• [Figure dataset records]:
★ ★ ★ ★

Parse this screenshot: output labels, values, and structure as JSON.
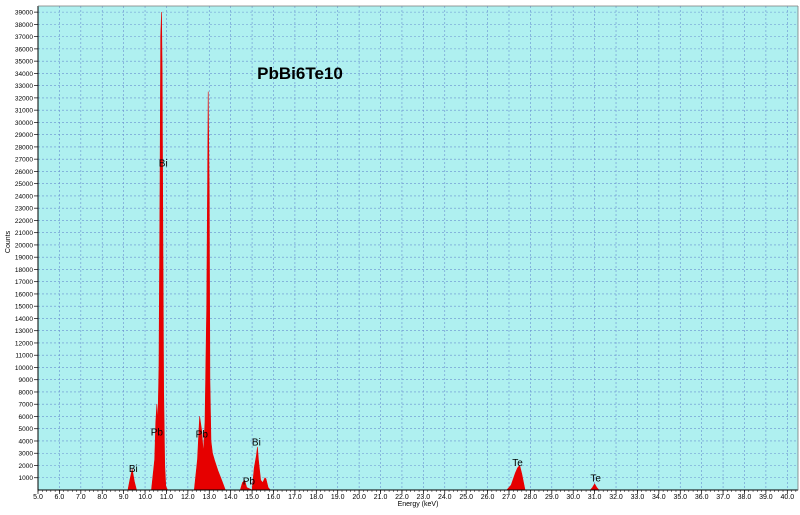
{
  "chart_data": {
    "type": "area",
    "title": "PbBi6Te10",
    "xlabel": "Energy (keV)",
    "ylabel": "Counts",
    "xlim": [
      5.0,
      40.5
    ],
    "ylim": [
      0,
      39500
    ],
    "grid": true,
    "colors": {
      "plot_bg": "#aff0f0",
      "fill": "#e60000",
      "grid": "#6a8fd0",
      "axis": "#000000"
    },
    "x_ticks": [
      "5.0",
      "6.0",
      "7.0",
      "8.0",
      "9.0",
      "10.0",
      "11.0",
      "12.0",
      "13.0",
      "14.0",
      "15.0",
      "16.0",
      "17.0",
      "18.0",
      "19.0",
      "20.0",
      "21.0",
      "22.0",
      "23.0",
      "24.0",
      "25.0",
      "26.0",
      "27.0",
      "28.0",
      "29.0",
      "30.0",
      "31.0",
      "32.0",
      "33.0",
      "34.0",
      "35.0",
      "36.0",
      "37.0",
      "38.0",
      "39.0",
      "40.0"
    ],
    "y_ticks": [
      "1000",
      "2000",
      "3000",
      "4000",
      "5000",
      "6000",
      "7000",
      "8000",
      "9000",
      "10000",
      "11000",
      "12000",
      "13000",
      "14000",
      "15000",
      "16000",
      "17000",
      "18000",
      "19000",
      "20000",
      "21000",
      "22000",
      "23000",
      "24000",
      "25000",
      "26000",
      "27000",
      "28000",
      "29000",
      "30000",
      "31000",
      "32000",
      "33000",
      "34000",
      "35000",
      "36000",
      "37000",
      "38000",
      "39000"
    ],
    "series": [
      {
        "x": [
          5.0,
          9.2,
          9.3,
          9.4,
          9.5,
          9.6,
          9.8,
          10.3,
          10.45,
          10.5,
          10.55,
          10.6,
          10.65,
          10.7,
          10.73,
          10.77,
          10.8,
          10.83,
          10.87,
          10.92,
          10.97,
          11.05,
          12.3,
          12.45,
          12.55,
          12.65,
          12.72,
          12.8,
          12.88,
          12.95,
          13.0,
          13.03,
          13.08,
          13.15,
          13.25,
          13.4,
          13.6,
          13.75,
          14.45,
          14.55,
          14.65,
          14.75,
          15.0,
          15.1,
          15.2,
          15.25,
          15.3,
          15.4,
          15.5,
          15.6,
          15.65,
          15.75,
          15.85,
          26.9,
          27.1,
          27.3,
          27.4,
          27.5,
          27.6,
          27.75,
          30.8,
          30.9,
          31.0,
          31.1,
          31.2,
          40.5
        ],
        "y": [
          0,
          0,
          900,
          1700,
          700,
          0,
          0,
          0,
          2500,
          5500,
          7000,
          5500,
          10000,
          25000,
          37000,
          39000,
          34000,
          22000,
          8000,
          2000,
          300,
          0,
          0,
          2500,
          6000,
          4800,
          3000,
          5500,
          15000,
          32500,
          24000,
          9000,
          4000,
          3000,
          2400,
          1600,
          700,
          0,
          0,
          600,
          800,
          200,
          0,
          1800,
          2800,
          3500,
          2400,
          800,
          600,
          1000,
          900,
          200,
          0,
          0,
          400,
          1400,
          1800,
          2000,
          1300,
          0,
          0,
          200,
          500,
          200,
          0,
          0
        ]
      }
    ],
    "annotations": [
      {
        "text": "Bi",
        "x": 9.45,
        "y": 1450
      },
      {
        "text": "Bi",
        "x": 10.85,
        "y": 26400
      },
      {
        "text": "Pb",
        "x": 10.55,
        "y": 4450
      },
      {
        "text": "Pb",
        "x": 12.65,
        "y": 4300
      },
      {
        "text": "Bi",
        "x": 15.2,
        "y": 3650
      },
      {
        "text": "Pb",
        "x": 14.85,
        "y": 450
      },
      {
        "text": "Te",
        "x": 27.4,
        "y": 1950
      },
      {
        "text": "Te",
        "x": 31.05,
        "y": 700
      }
    ]
  }
}
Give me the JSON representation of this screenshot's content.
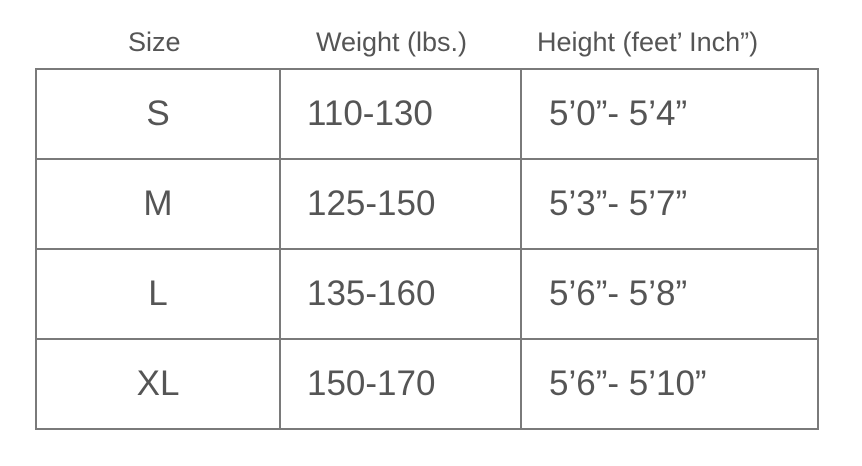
{
  "headers": {
    "size": "Size",
    "weight": "Weight (lbs.)",
    "height": "Height (feet’ Inch”)"
  },
  "rows": [
    {
      "size": "S",
      "weight": "110-130",
      "height": "5’0”- 5’4”"
    },
    {
      "size": "M",
      "weight": "125-150",
      "height": "5’3”- 5’7”"
    },
    {
      "size": "L",
      "weight": "135-160",
      "height": "5’6”- 5’8”"
    },
    {
      "size": "XL",
      "weight": "150-170",
      "height": "5’6”- 5’10”"
    }
  ]
}
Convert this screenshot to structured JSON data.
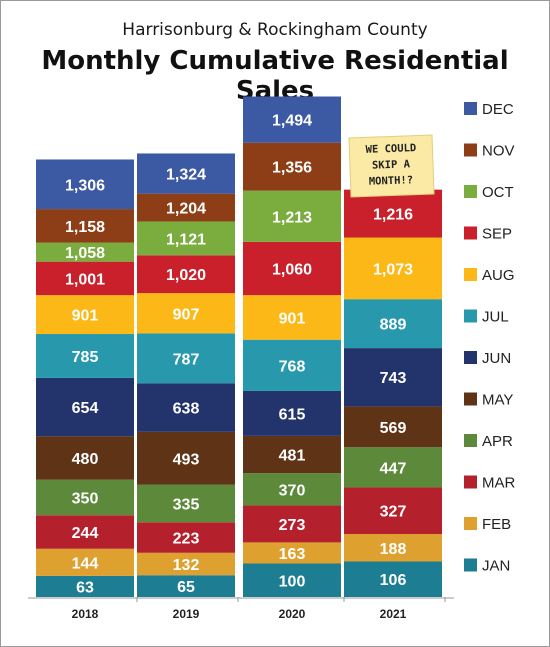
{
  "chart_data": {
    "type": "bar",
    "stacked": true,
    "title": "Monthly Cumulative Residential Sales",
    "subtitle": "Harrisonburg & Rockingham County",
    "categories": [
      "2018",
      "2019",
      "2020",
      "2021"
    ],
    "series": [
      {
        "name": "JAN",
        "color": "#1d7d93",
        "values": [
          63,
          65,
          100,
          106
        ]
      },
      {
        "name": "FEB",
        "color": "#dea02f",
        "values": [
          144,
          132,
          163,
          188
        ]
      },
      {
        "name": "MAR",
        "color": "#b5202d",
        "values": [
          244,
          223,
          273,
          327
        ]
      },
      {
        "name": "APR",
        "color": "#5c8a3a",
        "values": [
          350,
          335,
          370,
          447
        ]
      },
      {
        "name": "MAY",
        "color": "#5e3316",
        "values": [
          480,
          493,
          481,
          569
        ]
      },
      {
        "name": "JUN",
        "color": "#23336b",
        "values": [
          654,
          638,
          615,
          743
        ]
      },
      {
        "name": "JUL",
        "color": "#2898ad",
        "values": [
          785,
          787,
          768,
          889
        ]
      },
      {
        "name": "AUG",
        "color": "#fbb817",
        "values": [
          901,
          907,
          901,
          1073
        ]
      },
      {
        "name": "SEP",
        "color": "#c9202c",
        "values": [
          1001,
          1020,
          1060,
          1216
        ]
      },
      {
        "name": "OCT",
        "color": "#7aac3e",
        "values": [
          1058,
          1121,
          1213,
          null
        ]
      },
      {
        "name": "NOV",
        "color": "#8d3e16",
        "values": [
          1158,
          1204,
          1356,
          null
        ]
      },
      {
        "name": "DEC",
        "color": "#3c59a3",
        "values": [
          1306,
          1324,
          1494,
          null
        ]
      }
    ],
    "legend": "right",
    "grid": false,
    "annotation": "WE COULD SKIP A MONTH!?",
    "note_color": "#fbeaa6"
  }
}
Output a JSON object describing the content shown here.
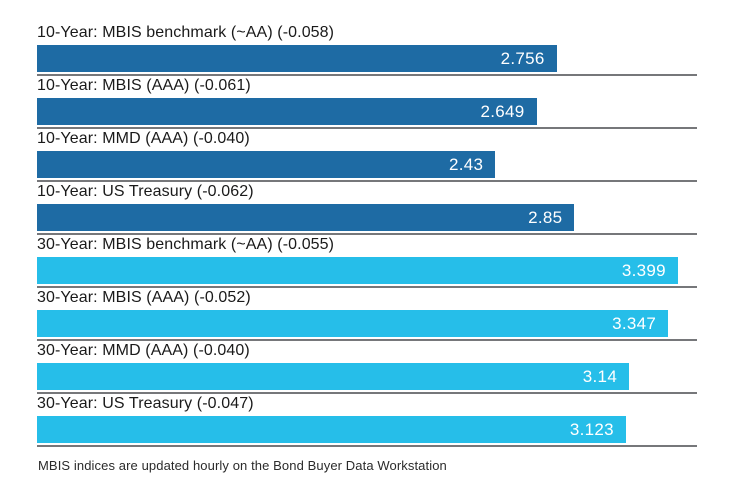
{
  "chart_data": {
    "type": "bar",
    "orientation": "horizontal",
    "title": "",
    "xlabel": "",
    "ylabel": "",
    "xlim": [
      0,
      3.5
    ],
    "grid": false,
    "legend": false,
    "categories": [
      "10-Year: MBIS benchmark (~AA) (-0.058)",
      "10-Year: MBIS (AAA) (-0.061)",
      "10-Year: MMD (AAA) (-0.040)",
      "10-Year: US Treasury (-0.062)",
      "30-Year: MBIS benchmark (~AA) (-0.055)",
      "30-Year: MBIS (AAA) (-0.052)",
      "30-Year: MMD (AAA) (-0.040)",
      "30-Year: US Treasury (-0.047)"
    ],
    "values": [
      2.756,
      2.649,
      2.43,
      2.85,
      3.399,
      3.347,
      3.14,
      3.123
    ],
    "bars": [
      {
        "label": "10-Year: MBIS benchmark (~AA) (-0.058)",
        "value": 2.756,
        "display": "2.756",
        "group": "10-year"
      },
      {
        "label": "10-Year: MBIS (AAA) (-0.061)",
        "value": 2.649,
        "display": "2.649",
        "group": "10-year"
      },
      {
        "label": "10-Year: MMD (AAA) (-0.040)",
        "value": 2.43,
        "display": "2.43",
        "group": "10-year"
      },
      {
        "label": "10-Year: US Treasury (-0.062)",
        "value": 2.85,
        "display": "2.85",
        "group": "10-year"
      },
      {
        "label": "30-Year: MBIS benchmark (~AA) (-0.055)",
        "value": 3.399,
        "display": "3.399",
        "group": "30-year"
      },
      {
        "label": "30-Year: MBIS (AAA) (-0.052)",
        "value": 3.347,
        "display": "3.347",
        "group": "30-year"
      },
      {
        "label": "30-Year: MMD (AAA) (-0.040)",
        "value": 3.14,
        "display": "3.14",
        "group": "30-year"
      },
      {
        "label": "30-Year: US Treasury (-0.047)",
        "value": 3.123,
        "display": "3.123",
        "group": "30-year"
      }
    ],
    "colors": {
      "10-year": "#1e6ba4",
      "30-year": "#26bee9",
      "baseline_rule": "#76777a",
      "value_text": "#ffffff",
      "label_text": "#1a1a1a"
    }
  },
  "footer": {
    "note": "MBIS indices are updated hourly on the Bond Buyer Data Workstation"
  }
}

★ ★ ★ ★

• [AIM]: Give only the number of lines in the entries above that hold the string "name".

• [RESULT OF THE EXERCISE]: 12